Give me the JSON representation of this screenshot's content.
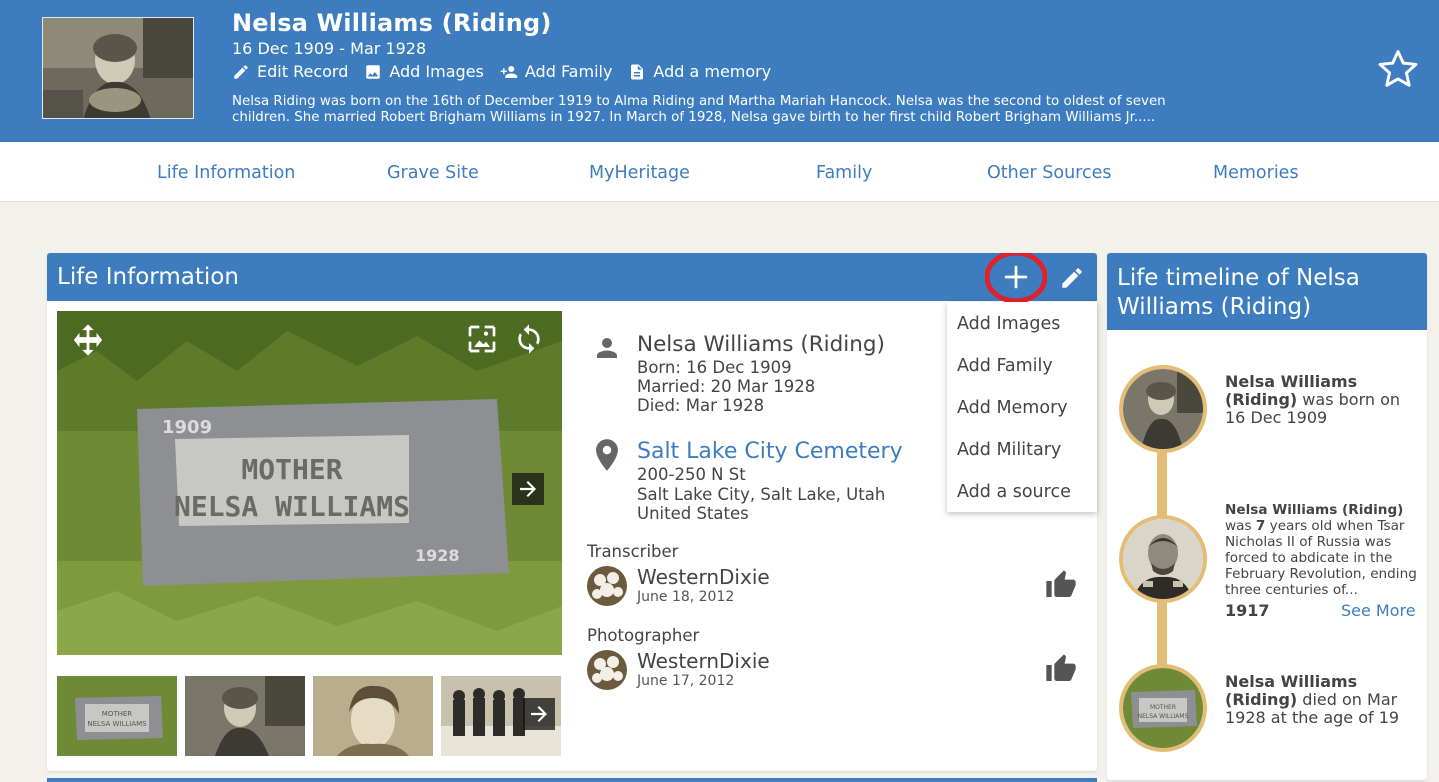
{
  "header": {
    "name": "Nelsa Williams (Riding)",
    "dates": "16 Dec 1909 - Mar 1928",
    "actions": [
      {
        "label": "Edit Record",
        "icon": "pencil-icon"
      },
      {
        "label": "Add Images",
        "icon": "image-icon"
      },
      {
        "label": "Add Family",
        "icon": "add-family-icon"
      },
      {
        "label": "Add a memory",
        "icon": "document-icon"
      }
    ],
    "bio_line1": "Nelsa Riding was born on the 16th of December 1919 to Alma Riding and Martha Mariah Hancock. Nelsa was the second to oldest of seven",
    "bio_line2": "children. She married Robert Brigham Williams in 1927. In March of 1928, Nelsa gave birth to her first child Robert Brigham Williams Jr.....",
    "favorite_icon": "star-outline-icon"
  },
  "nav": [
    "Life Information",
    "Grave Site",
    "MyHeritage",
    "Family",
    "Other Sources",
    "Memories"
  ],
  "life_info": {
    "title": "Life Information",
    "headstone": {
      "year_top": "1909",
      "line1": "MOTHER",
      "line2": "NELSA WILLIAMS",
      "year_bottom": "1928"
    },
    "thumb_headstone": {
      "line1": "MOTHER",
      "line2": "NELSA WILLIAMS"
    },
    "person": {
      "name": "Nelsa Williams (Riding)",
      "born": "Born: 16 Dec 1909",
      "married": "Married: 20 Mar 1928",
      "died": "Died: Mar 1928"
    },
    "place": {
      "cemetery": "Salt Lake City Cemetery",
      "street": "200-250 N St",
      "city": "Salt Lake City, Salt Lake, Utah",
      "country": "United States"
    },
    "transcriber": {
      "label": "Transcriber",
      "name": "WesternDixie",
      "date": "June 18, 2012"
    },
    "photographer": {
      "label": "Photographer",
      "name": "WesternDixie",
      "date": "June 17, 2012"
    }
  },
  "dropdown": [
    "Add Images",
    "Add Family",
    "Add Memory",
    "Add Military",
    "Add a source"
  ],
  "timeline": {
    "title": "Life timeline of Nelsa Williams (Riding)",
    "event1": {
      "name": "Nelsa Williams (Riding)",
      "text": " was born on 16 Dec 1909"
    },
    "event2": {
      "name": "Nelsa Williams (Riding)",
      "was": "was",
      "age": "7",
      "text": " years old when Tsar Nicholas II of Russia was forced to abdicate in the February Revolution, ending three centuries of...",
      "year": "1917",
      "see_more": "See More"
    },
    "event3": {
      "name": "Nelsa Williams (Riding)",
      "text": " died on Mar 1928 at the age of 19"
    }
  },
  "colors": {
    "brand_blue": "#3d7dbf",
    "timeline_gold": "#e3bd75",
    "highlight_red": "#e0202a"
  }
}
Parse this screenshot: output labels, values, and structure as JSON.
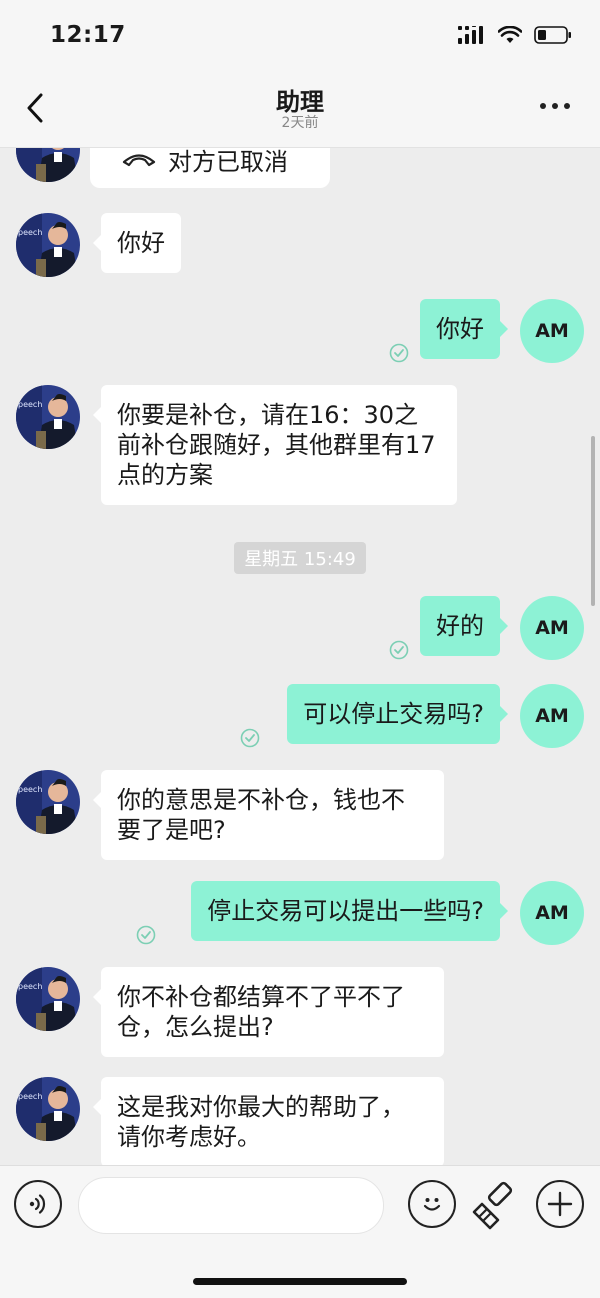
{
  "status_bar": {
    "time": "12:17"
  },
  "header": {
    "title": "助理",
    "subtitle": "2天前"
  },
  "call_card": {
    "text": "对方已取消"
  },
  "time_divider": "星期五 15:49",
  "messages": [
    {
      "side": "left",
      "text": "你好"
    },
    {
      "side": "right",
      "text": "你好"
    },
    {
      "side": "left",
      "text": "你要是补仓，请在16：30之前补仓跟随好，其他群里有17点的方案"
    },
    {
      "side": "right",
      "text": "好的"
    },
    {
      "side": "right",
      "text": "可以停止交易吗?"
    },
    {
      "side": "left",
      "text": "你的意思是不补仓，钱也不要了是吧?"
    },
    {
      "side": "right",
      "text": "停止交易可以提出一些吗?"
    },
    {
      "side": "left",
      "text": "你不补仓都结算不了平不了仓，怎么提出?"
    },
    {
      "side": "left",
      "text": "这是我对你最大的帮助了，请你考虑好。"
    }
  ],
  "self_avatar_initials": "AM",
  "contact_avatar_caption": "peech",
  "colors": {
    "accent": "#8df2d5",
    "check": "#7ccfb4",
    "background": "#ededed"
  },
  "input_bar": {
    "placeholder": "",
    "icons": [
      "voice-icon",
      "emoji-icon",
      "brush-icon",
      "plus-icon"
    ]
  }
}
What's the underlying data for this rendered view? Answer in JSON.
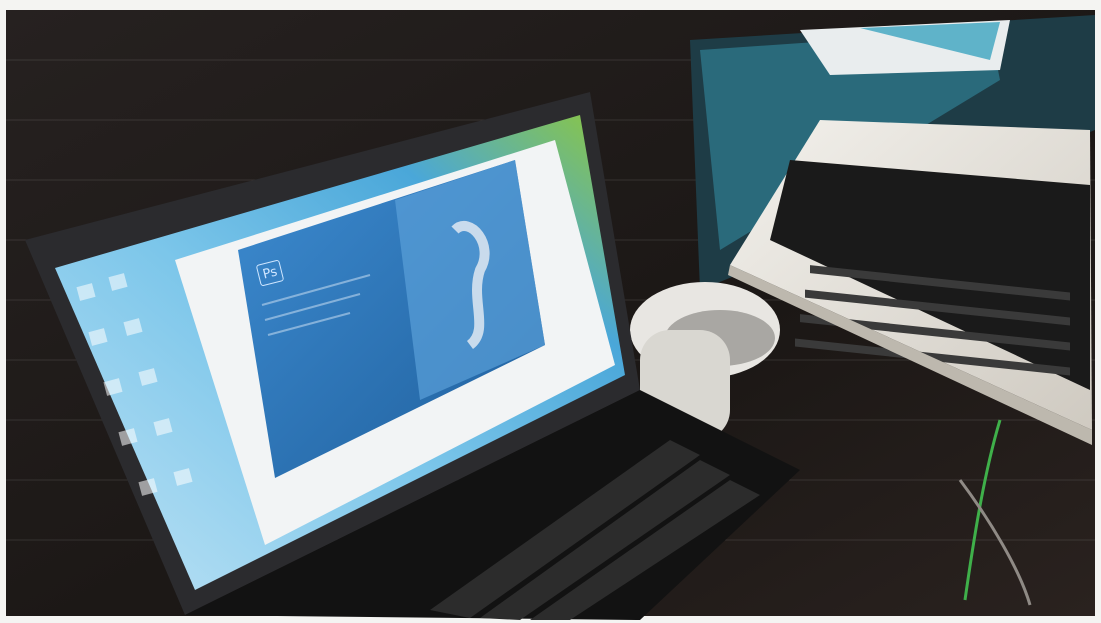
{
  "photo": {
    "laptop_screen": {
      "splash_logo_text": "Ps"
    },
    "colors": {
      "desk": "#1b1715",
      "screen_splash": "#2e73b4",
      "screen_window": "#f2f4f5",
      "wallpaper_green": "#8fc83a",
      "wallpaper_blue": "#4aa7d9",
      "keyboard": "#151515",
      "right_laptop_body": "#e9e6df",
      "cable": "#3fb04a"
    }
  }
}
———
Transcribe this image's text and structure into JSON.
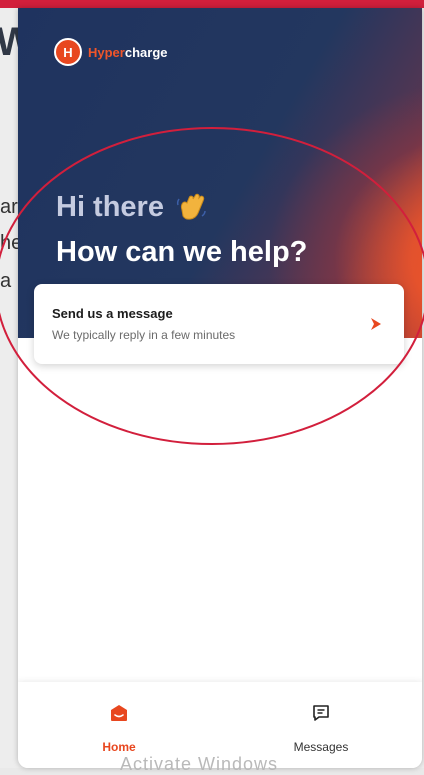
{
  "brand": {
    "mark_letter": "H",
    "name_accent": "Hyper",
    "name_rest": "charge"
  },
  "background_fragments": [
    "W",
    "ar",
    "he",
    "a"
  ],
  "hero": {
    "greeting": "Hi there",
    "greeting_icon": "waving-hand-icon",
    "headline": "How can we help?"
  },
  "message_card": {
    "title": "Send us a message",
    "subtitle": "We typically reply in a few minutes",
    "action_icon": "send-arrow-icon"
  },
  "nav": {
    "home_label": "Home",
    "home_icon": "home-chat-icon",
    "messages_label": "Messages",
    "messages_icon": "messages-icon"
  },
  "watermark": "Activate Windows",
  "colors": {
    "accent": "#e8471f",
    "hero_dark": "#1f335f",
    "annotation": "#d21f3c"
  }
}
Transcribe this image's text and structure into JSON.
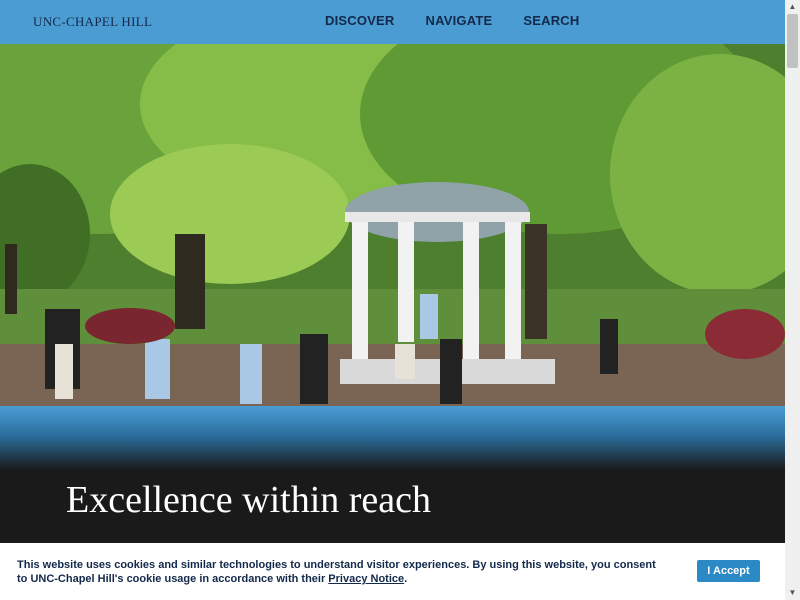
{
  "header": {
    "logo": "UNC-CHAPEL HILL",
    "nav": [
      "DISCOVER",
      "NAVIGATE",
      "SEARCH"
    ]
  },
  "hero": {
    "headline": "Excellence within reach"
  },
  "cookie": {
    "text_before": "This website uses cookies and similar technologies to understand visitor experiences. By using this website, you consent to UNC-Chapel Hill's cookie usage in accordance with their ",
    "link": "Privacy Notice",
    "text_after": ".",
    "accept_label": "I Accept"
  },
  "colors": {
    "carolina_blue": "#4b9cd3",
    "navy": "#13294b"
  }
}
———
- **What the task asks**
Look above for lines with the word "Salt" and copy them all.

- **Answer in full**
      "cemetery": "Salt Lake City Cemetery",
      "city": "Salt Lake City, Salt Lake, Utah",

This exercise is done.